• _Exercise directions_:
Extract every line below, verbatim.

• _Information provided_:
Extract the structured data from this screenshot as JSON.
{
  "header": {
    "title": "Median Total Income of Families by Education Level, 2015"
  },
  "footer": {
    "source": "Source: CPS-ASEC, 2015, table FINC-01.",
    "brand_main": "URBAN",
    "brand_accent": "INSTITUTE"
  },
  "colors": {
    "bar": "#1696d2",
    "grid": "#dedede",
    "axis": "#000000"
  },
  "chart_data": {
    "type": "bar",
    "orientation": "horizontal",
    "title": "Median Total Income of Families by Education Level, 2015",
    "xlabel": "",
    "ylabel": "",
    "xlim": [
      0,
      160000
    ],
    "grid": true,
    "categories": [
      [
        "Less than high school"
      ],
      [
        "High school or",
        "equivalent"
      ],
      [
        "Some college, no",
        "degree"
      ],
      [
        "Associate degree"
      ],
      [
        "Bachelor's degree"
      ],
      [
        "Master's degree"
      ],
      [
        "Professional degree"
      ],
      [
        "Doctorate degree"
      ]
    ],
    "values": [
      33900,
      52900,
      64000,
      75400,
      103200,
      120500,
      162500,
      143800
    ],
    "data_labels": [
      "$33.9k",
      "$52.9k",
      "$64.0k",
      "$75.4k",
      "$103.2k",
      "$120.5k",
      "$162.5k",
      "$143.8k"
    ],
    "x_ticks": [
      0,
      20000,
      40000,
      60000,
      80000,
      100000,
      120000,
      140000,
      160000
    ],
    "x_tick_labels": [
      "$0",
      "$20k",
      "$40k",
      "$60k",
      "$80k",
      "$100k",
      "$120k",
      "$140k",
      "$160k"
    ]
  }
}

• _Result for this exercise_:
Extract the structured data from this screenshot as JSON.
{
  "header": {
    "title": "Median Total Income of Families by Education Level, 2015"
  },
  "footer": {
    "source": "Source: CPS-ASEC, 2015, table FINC-01.",
    "brand_main": "URBAN",
    "brand_accent": "INSTITUTE"
  },
  "colors": {
    "bar": "#1696d2",
    "grid": "#dedede",
    "axis": "#000000"
  },
  "chart_data": {
    "type": "bar",
    "orientation": "horizontal",
    "title": "Median Total Income of Families by Education Level, 2015",
    "xlabel": "",
    "ylabel": "",
    "xlim": [
      0,
      160000
    ],
    "grid": true,
    "categories": [
      [
        "Less than high school"
      ],
      [
        "High school or",
        "equivalent"
      ],
      [
        "Some college, no",
        "degree"
      ],
      [
        "Associate degree"
      ],
      [
        "Bachelor's degree"
      ],
      [
        "Master's degree"
      ],
      [
        "Professional degree"
      ],
      [
        "Doctorate degree"
      ]
    ],
    "values": [
      33900,
      52900,
      64000,
      75400,
      103200,
      120500,
      162500,
      143800
    ],
    "data_labels": [
      "$33.9k",
      "$52.9k",
      "$64.0k",
      "$75.4k",
      "$103.2k",
      "$120.5k",
      "$162.5k",
      "$143.8k"
    ],
    "x_ticks": [
      0,
      20000,
      40000,
      60000,
      80000,
      100000,
      120000,
      140000,
      160000
    ],
    "x_tick_labels": [
      "$0",
      "$20k",
      "$40k",
      "$60k",
      "$80k",
      "$100k",
      "$120k",
      "$140k",
      "$160k"
    ]
  }
}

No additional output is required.